Requirement
Print everything from the line containing "Text: ●: ● <box>18 528 28 538</box>" down to the line containing "Text: Operating Expenses: Operating Expenses <box>516", both included, reproducing each line exactly.

Records for the task
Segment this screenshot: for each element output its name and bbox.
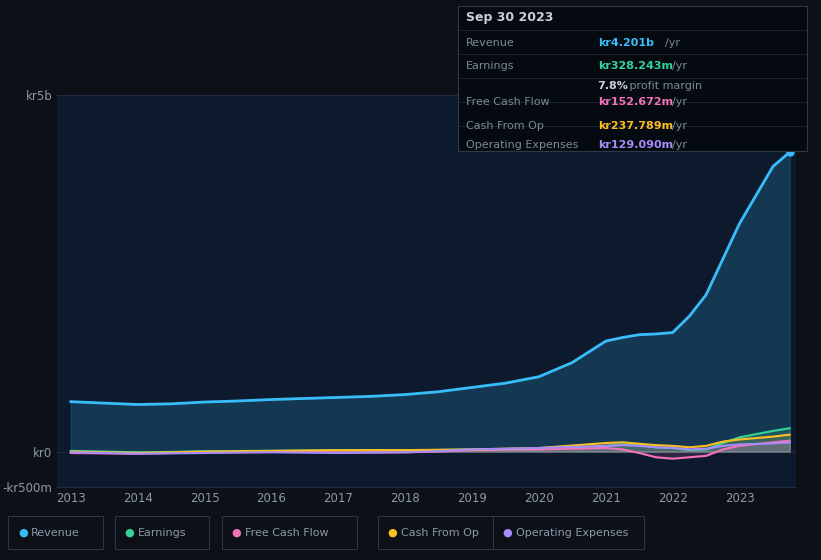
Text: ●: ● <box>18 528 28 538</box>
Text: Cash From Op: Cash From Op <box>466 121 544 130</box>
Text: kr237.789m: kr237.789m <box>598 121 673 130</box>
Text: /yr: /yr <box>672 61 686 71</box>
Text: Earnings: Earnings <box>466 61 515 71</box>
Text: kr4.201b: kr4.201b <box>598 38 654 48</box>
Text: /yr: /yr <box>672 139 686 150</box>
Text: /yr: /yr <box>672 121 686 130</box>
Text: ●: ● <box>125 528 135 538</box>
Text: Cash From Op: Cash From Op <box>401 528 479 538</box>
Text: Revenue: Revenue <box>466 38 515 48</box>
Text: Earnings: Earnings <box>138 528 186 538</box>
Text: Operating Expenses: Operating Expenses <box>466 139 579 150</box>
Text: /yr: /yr <box>672 97 686 108</box>
Text: ●: ● <box>388 528 397 538</box>
Text: Operating Expenses: Operating Expenses <box>516 528 628 538</box>
Text: /yr: /yr <box>665 38 680 48</box>
Point <box>783 148 796 157</box>
Text: Revenue: Revenue <box>31 528 80 538</box>
Text: 7.8%: 7.8% <box>598 81 629 91</box>
Text: ●: ● <box>232 528 241 538</box>
Text: profit margin: profit margin <box>626 81 702 91</box>
Text: ●: ● <box>502 528 512 538</box>
Text: Sep 30 2023: Sep 30 2023 <box>466 11 553 25</box>
Text: kr129.090m: kr129.090m <box>598 139 673 150</box>
Text: kr328.243m: kr328.243m <box>598 61 672 71</box>
Text: Free Cash Flow: Free Cash Flow <box>245 528 328 538</box>
Text: kr152.672m: kr152.672m <box>598 97 673 108</box>
Text: Free Cash Flow: Free Cash Flow <box>466 97 550 108</box>
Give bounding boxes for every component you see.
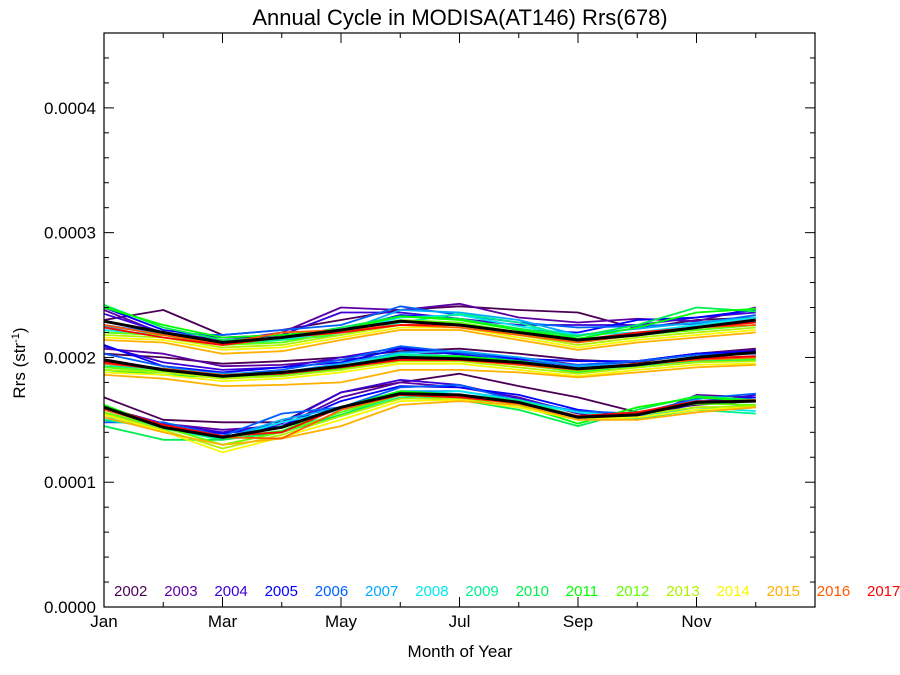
series-line-2014-middle — [103, 362, 756, 383]
legend-label-2002: 2002 — [114, 583, 147, 600]
x-tick-label-Jul: Jul — [449, 612, 471, 631]
y-axis-title-main: Rrs (str — [10, 343, 29, 399]
climatology-layer — [103, 318, 756, 439]
x-tick-label-Nov: Nov — [681, 612, 712, 631]
legend-label-2008: 2008 — [415, 583, 448, 600]
x-axis: Jan Mar May Jul Sep Nov — [90, 33, 757, 631]
x-tick-label-Jan: Jan — [90, 612, 117, 631]
y-tick-label-0.0003: 0.0003 — [44, 224, 96, 243]
legend-label-2010: 2010 — [516, 583, 549, 600]
series-line-2015-middle — [103, 364, 756, 388]
legend-label-2015: 2015 — [767, 583, 800, 600]
series-layer — [103, 302, 757, 454]
legend-label-2006: 2006 — [315, 583, 348, 600]
y-axis-title: Rrs (str-1) — [10, 327, 29, 398]
legend-label-2005: 2005 — [265, 583, 298, 600]
series-line-2010-lower — [103, 393, 756, 441]
series-line-2004-lower — [103, 378, 756, 434]
x-tick-label-May: May — [325, 612, 358, 631]
y-tick-label-0.0004: 0.0004 — [44, 99, 96, 118]
series-line-2014-upper — [103, 326, 756, 351]
legend-label-2012: 2012 — [616, 583, 649, 600]
legend-label-2003: 2003 — [164, 583, 197, 600]
legend-label-2007: 2007 — [365, 583, 398, 600]
chart-title: Annual Cycle in MODISA(AT146) Rrs(678) — [252, 5, 667, 30]
legend-label-2017: 2017 — [867, 583, 900, 600]
series-line-2011-upper — [103, 306, 756, 340]
legend-label-2004: 2004 — [214, 583, 247, 600]
legend-label-2011: 2011 — [566, 583, 598, 600]
y-axis-title-sup: -1 — [10, 333, 22, 343]
series-line-2014-lower — [103, 398, 756, 454]
legend-label-2013: 2013 — [666, 583, 699, 600]
series-line-2015-lower — [103, 400, 756, 446]
legend: 2002 2003 2004 2005 2006 2007 2008 2009 2010 2011… — [114, 583, 900, 600]
y-axis-title-close: ) — [10, 327, 29, 333]
legend-label-2016: 2016 — [817, 583, 850, 600]
x-tick-label-Sep: Sep — [563, 612, 593, 631]
series-line-2003-lower — [103, 381, 756, 431]
climatology-line-middle — [103, 350, 756, 378]
legend-label-2014: 2014 — [716, 583, 749, 600]
climatology-line-lower — [103, 392, 756, 439]
climatology-line-upper — [103, 318, 756, 344]
y-tick-label-0.0002: 0.0002 — [44, 348, 96, 367]
x-axis-title: Month of Year — [408, 642, 513, 661]
y-axis: 0.0000 0.0001 0.0002 0.0003 0.0004 — [44, 57, 815, 617]
x-tick-label-Mar: Mar — [208, 612, 238, 631]
legend-label-2009: 2009 — [465, 583, 498, 600]
series-line-2017-upper — [103, 321, 756, 346]
series-line-2013-middle — [103, 360, 756, 380]
y-tick-label-0.0000: 0.0000 — [44, 598, 96, 617]
y-tick-label-0.0001: 0.0001 — [44, 473, 96, 492]
series-line-2015-upper — [103, 329, 756, 355]
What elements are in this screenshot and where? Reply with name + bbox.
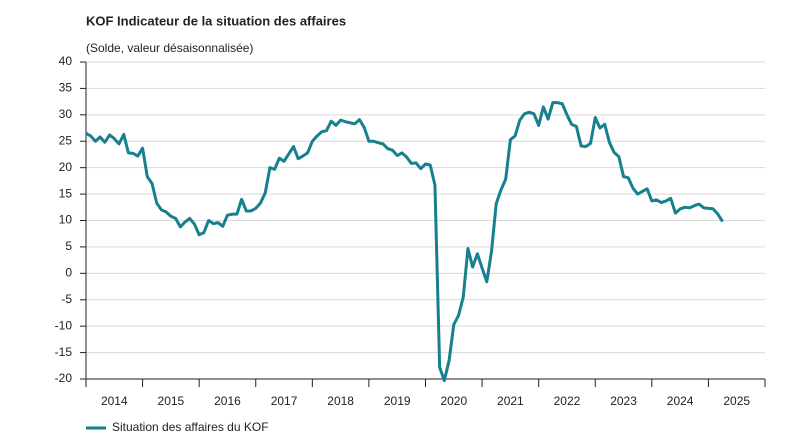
y-tick-label: 20: [59, 160, 73, 174]
chart-title: KOF Indicateur de la situation des affai…: [86, 13, 346, 28]
x-tick-label: 2015: [158, 394, 185, 408]
x-tick-label: 2014: [101, 394, 128, 408]
x-tick-label: 2023: [610, 394, 637, 408]
y-tick-label: 5: [65, 239, 72, 253]
x-tick-label: 2022: [554, 394, 581, 408]
y-tick-label: -20: [55, 371, 73, 385]
y-tick-label: -5: [61, 292, 72, 306]
y-tick-label: 30: [59, 107, 73, 121]
legend-label: Situation des affaires du KOF: [112, 420, 269, 434]
x-tick-label: 2018: [327, 394, 354, 408]
chart-subtitle: (Solde, valeur désaisonnalisée): [86, 41, 253, 55]
y-tick-label: -15: [55, 345, 73, 359]
data-line: [85, 101, 724, 383]
y-tick-label: 15: [59, 186, 73, 200]
y-tick-label: 35: [59, 81, 73, 95]
x-tick-label: 2025: [723, 394, 750, 408]
y-tick-label: 40: [59, 54, 73, 68]
x-tick-label: 2016: [214, 394, 241, 408]
y-tick-label: 0: [65, 266, 72, 280]
x-tick-label: 2024: [667, 394, 694, 408]
x-tick-label: 2020: [440, 394, 467, 408]
y-tick-label: -10: [55, 318, 73, 332]
x-tick-label: 2019: [384, 394, 411, 408]
x-tick-label: 2021: [497, 394, 524, 408]
x-tick-label: 2017: [271, 394, 298, 408]
y-tick-label: 25: [59, 133, 73, 147]
y-tick-label: 10: [59, 213, 73, 227]
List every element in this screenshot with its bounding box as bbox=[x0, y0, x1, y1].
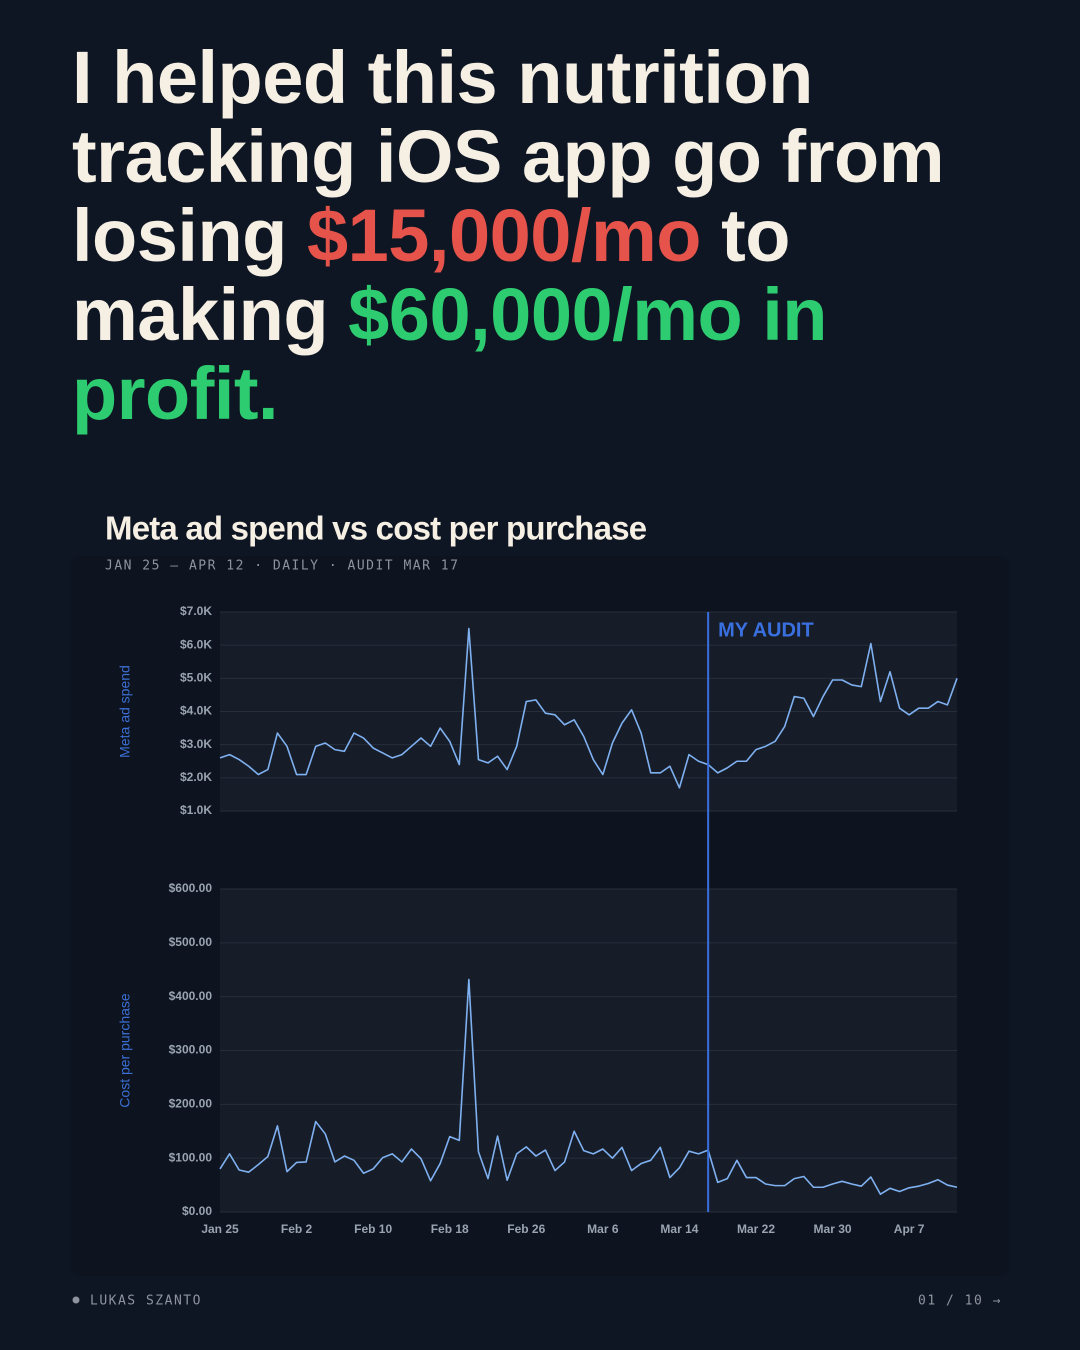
headline: I helped this nutrition tracking iOS app… bbox=[72, 38, 1032, 433]
y-tick-label: $0.00 bbox=[182, 1204, 212, 1218]
y-axis-label: Meta ad spend bbox=[117, 665, 133, 758]
headline-text: to making bbox=[72, 194, 790, 356]
x-tick-label: Mar 30 bbox=[814, 1222, 852, 1236]
headline-profit: $60,000/mo in profit. bbox=[72, 273, 828, 435]
headline-text: I helped this nutrition tracking iOS app… bbox=[72, 36, 945, 277]
footer-author: LUKAS SZANTO bbox=[90, 1294, 202, 1309]
y-tick-label: $6.0K bbox=[180, 637, 212, 651]
y-axis-label: Cost per purchase bbox=[117, 993, 133, 1108]
x-tick-label: Mar 22 bbox=[737, 1222, 775, 1236]
series-line bbox=[219, 627, 958, 789]
x-tick-label: Apr 7 bbox=[894, 1222, 925, 1236]
x-tick-label: Feb 10 bbox=[354, 1222, 392, 1236]
y-tick-label: $600.00 bbox=[169, 881, 213, 895]
y-tick-label: $7.0K bbox=[180, 604, 212, 618]
series-line bbox=[219, 978, 958, 1196]
x-tick-label: Feb 18 bbox=[431, 1222, 469, 1236]
y-tick-label: $200.00 bbox=[169, 1097, 213, 1111]
headline-loss: $15,000/mo bbox=[306, 194, 702, 277]
y-tick-label: $5.0K bbox=[180, 671, 212, 685]
y-tick-label: $4.0K bbox=[180, 704, 212, 718]
y-tick-label: $400.00 bbox=[169, 989, 213, 1003]
chart-title: Meta ad spend vs cost per purchase bbox=[105, 510, 647, 547]
x-tick-label: Feb 26 bbox=[507, 1222, 545, 1236]
y-tick-label: $100.00 bbox=[169, 1150, 213, 1164]
annotation-label: MY AUDIT bbox=[718, 619, 814, 641]
x-tick-label: Mar 6 bbox=[587, 1222, 619, 1236]
footer-dot bbox=[72, 1296, 80, 1304]
y-tick-label: $300.00 bbox=[169, 1043, 213, 1057]
x-tick-label: Feb 2 bbox=[281, 1222, 313, 1236]
x-tick-label: Jan 25 bbox=[201, 1222, 239, 1236]
x-tick-label: Mar 14 bbox=[660, 1222, 698, 1236]
footer-page: 01 / 10 → bbox=[918, 1294, 1002, 1309]
chart-subtitle: JAN 25 – APR 12 · DAILY · AUDIT MAR 17 bbox=[105, 559, 459, 574]
y-tick-label: $500.00 bbox=[169, 935, 213, 949]
y-tick-label: $1.0K bbox=[180, 803, 212, 817]
y-tick-label: $2.0K bbox=[180, 770, 212, 784]
y-tick-label: $3.0K bbox=[180, 737, 212, 751]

Complete answer
Text: ●: ● <box>18 528 28 538</box>
Text: Cash From Op: Cash From Op <box>466 121 544 130</box>
Text: kr237.789m: kr237.789m <box>598 121 673 130</box>
Text: /yr: /yr <box>672 61 686 71</box>
Text: Earnings: Earnings <box>466 61 515 71</box>
Text: kr4.201b: kr4.201b <box>598 38 654 48</box>
Text: /yr: /yr <box>672 139 686 150</box>
Text: /yr: /yr <box>672 121 686 130</box>
Text: ●: ● <box>125 528 135 538</box>
Text: Cash From Op: Cash From Op <box>401 528 479 538</box>
Text: Revenue: Revenue <box>466 38 515 48</box>
Text: Earnings: Earnings <box>138 528 186 538</box>
Text: Operating Expenses: Operating Expenses <box>466 139 579 150</box>
Text: /yr: /yr <box>672 97 686 108</box>
Text: ●: ● <box>388 528 397 538</box>
Text: Operating Expenses: Operating Expenses <box>516 528 628 538</box>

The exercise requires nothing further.